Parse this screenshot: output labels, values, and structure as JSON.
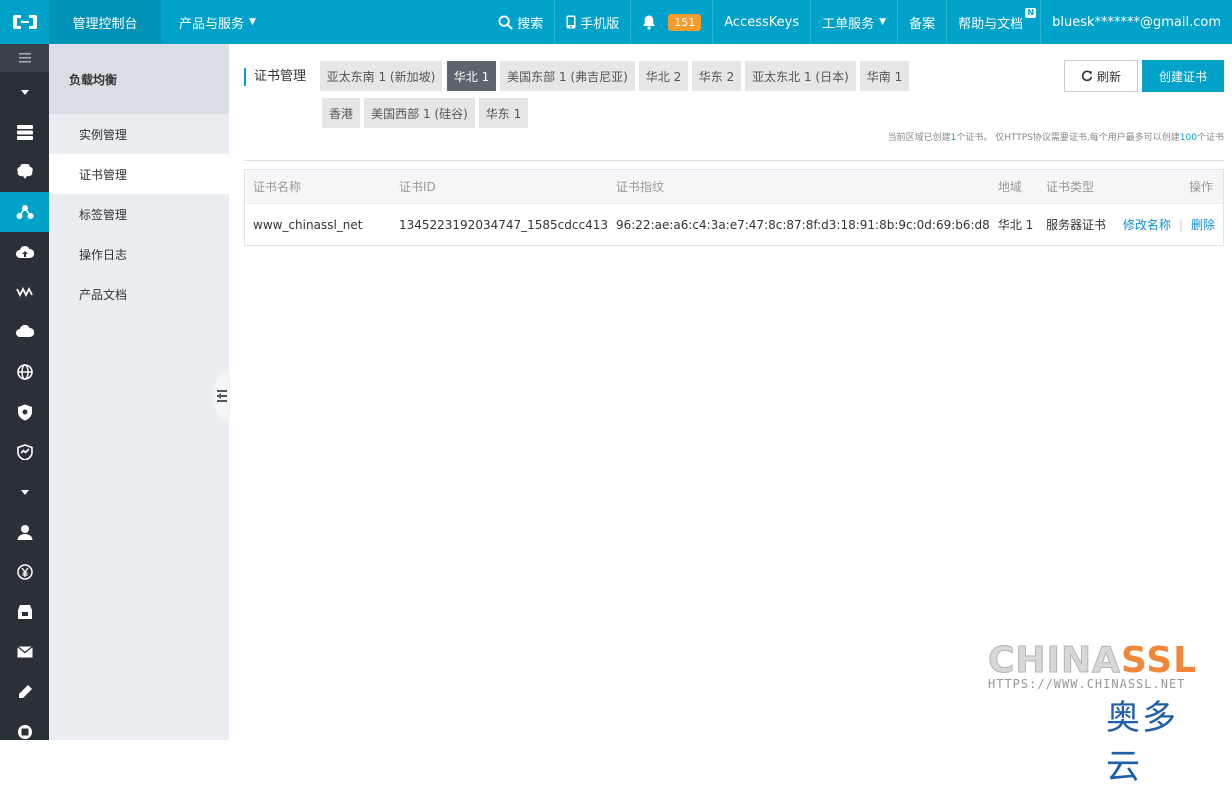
{
  "topbar": {
    "console": "管理控制台",
    "products": "产品与服务",
    "search": "搜索",
    "mobile": "手机版",
    "notifications_count": "151",
    "access_keys": "AccessKeys",
    "ticket": "工单服务",
    "beian": "备案",
    "help": "帮助与文档",
    "help_badge": "N",
    "account": "bluesk*******@gmail.com"
  },
  "iconbar": {
    "icons": [
      "menu-icon",
      "caret-down-icon",
      "server-icon",
      "cloud-db-icon",
      "load-balance-icon",
      "cloud-upload-icon",
      "network-wave-icon",
      "cloud-storage-icon",
      "globe-icon",
      "shield-icon",
      "monitor-icon",
      "caret-down-icon",
      "user-icon",
      "yen-icon",
      "package-icon",
      "mail-icon",
      "edit-icon",
      "chip-icon"
    ]
  },
  "subnav": {
    "title": "负载均衡",
    "items": [
      "实例管理",
      "证书管理",
      "标签管理",
      "操作日志",
      "产品文档"
    ]
  },
  "main": {
    "page_title": "证书管理",
    "regions_row1": [
      "亚太东南 1 (新加坡)",
      "华北 1",
      "美国东部 1 (弗吉尼亚)",
      "华北 2",
      "华东 2",
      "亚太东北 1 (日本)",
      "华南 1"
    ],
    "regions_row2": [
      "香港",
      "美国西部 1 (硅谷)",
      "华东 1"
    ],
    "active_region": "华北 1",
    "refresh": "刷新",
    "create": "创建证书",
    "hint_a": "当前区域已创建",
    "hint_count": "1",
    "hint_b": "个证书。 仅HTTPS协议需要证书,每个用户最多可以创建",
    "hint_max": "100",
    "hint_c": "个证书"
  },
  "table": {
    "headers": [
      "证书名称",
      "证书ID",
      "证书指纹",
      "地域",
      "证书类型",
      "操作"
    ],
    "rows": [
      {
        "name": "www_chinassl_net",
        "id": "1345223192034747_1585cdcc413",
        "fingerprint": "96:22:ae:a6:c4:3a:e7:47:8c:87:8f:d3:18:91:8b:9c:0d:69:b6:d8",
        "region": "华北 1",
        "type": "服务器证书",
        "action_rename": "修改名称",
        "action_delete": "删除"
      }
    ]
  },
  "watermark": {
    "brand_a": "CHINA",
    "brand_b": "SSL",
    "url": "HTTPS://WWW.CHINASSL.NET",
    "cn": "奥多云"
  },
  "colors": {
    "primary": "#00a2ca",
    "sidebar": "#293038",
    "subnav": "#eaedf1",
    "link": "#0b8dd2",
    "badge": "#f39b2b"
  }
}
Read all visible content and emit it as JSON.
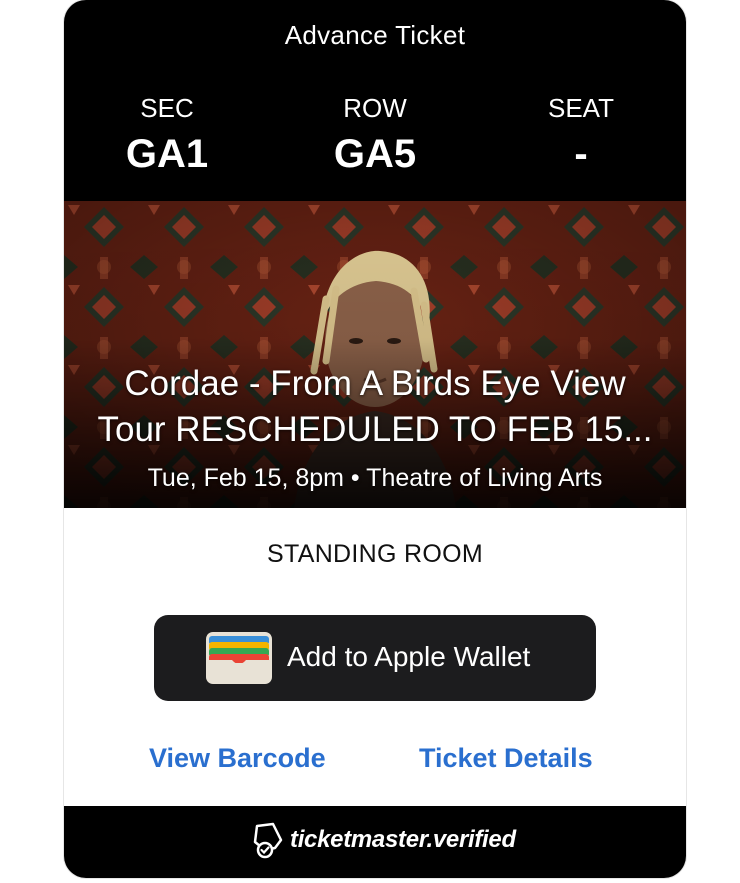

○ ○ ○

→ What the task requires
Leave out the pictures and copy everything else in the records word for word.

→ Problem solution
Parse this screenshot: output labels, values, and structure as JSON.
{
  "topbar": {
    "console": "管理控制台",
    "products": "产品与服务",
    "search": "搜索",
    "mobile": "手机版",
    "notifications_count": "151",
    "access_keys": "AccessKeys",
    "ticket": "工单服务",
    "beian": "备案",
    "help": "帮助与文档",
    "help_badge": "N",
    "account": "bluesk*******@gmail.com"
  },
  "iconbar": {
    "icons": [
      "menu-icon",
      "caret-down-icon",
      "server-icon",
      "cloud-db-icon",
      "load-balance-icon",
      "cloud-upload-icon",
      "network-wave-icon",
      "cloud-storage-icon",
      "globe-icon",
      "shield-icon",
      "monitor-icon",
      "caret-down-icon",
      "user-icon",
      "yen-icon",
      "package-icon",
      "mail-icon",
      "edit-icon",
      "chip-icon"
    ]
  },
  "subnav": {
    "title": "负载均衡",
    "items": [
      "实例管理",
      "证书管理",
      "标签管理",
      "操作日志",
      "产品文档"
    ]
  },
  "main": {
    "page_title": "证书管理",
    "regions_row1": [
      "亚太东南 1 (新加坡)",
      "华北 1",
      "美国东部 1 (弗吉尼亚)",
      "华北 2",
      "华东 2",
      "亚太东北 1 (日本)",
      "华南 1"
    ],
    "regions_row2": [
      "香港",
      "美国西部 1 (硅谷)",
      "华东 1"
    ],
    "active_region": "华北 1",
    "refresh": "刷新",
    "create": "创建证书",
    "hint_a": "当前区域已创建",
    "hint_count": "1",
    "hint_b": "个证书。 仅HTTPS协议需要证书,每个用户最多可以创建",
    "hint_max": "100",
    "hint_c": "个证书"
  },
  "table": {
    "headers": [
      "证书名称",
      "证书ID",
      "证书指纹",
      "地域",
      "证书类型",
      "操作"
    ],
    "rows": [
      {
        "name": "www_chinassl_net",
        "id": "1345223192034747_1585cdcc413",
        "fingerprint": "96:22:ae:a6:c4:3a:e7:47:8c:87:8f:d3:18:91:8b:9c:0d:69:b6:d8",
        "region": "华北 1",
        "type": "服务器证书",
        "action_rename": "修改名称",
        "action_delete": "删除"
      }
    ]
  },
  "watermark": {
    "brand_a": "CHINA",
    "brand_b": "SSL",
    "url": "HTTPS://WWW.CHINASSL.NET",
    "cn": "奥多云"
  },
  "colors": {
    "primary": "#00a2ca",
    "sidebar": "#293038",
    "subnav": "#eaedf1",
    "link": "#0b8dd2",
    "badge": "#f39b2b"
  }
}
Read all visible content and emit it as JSON.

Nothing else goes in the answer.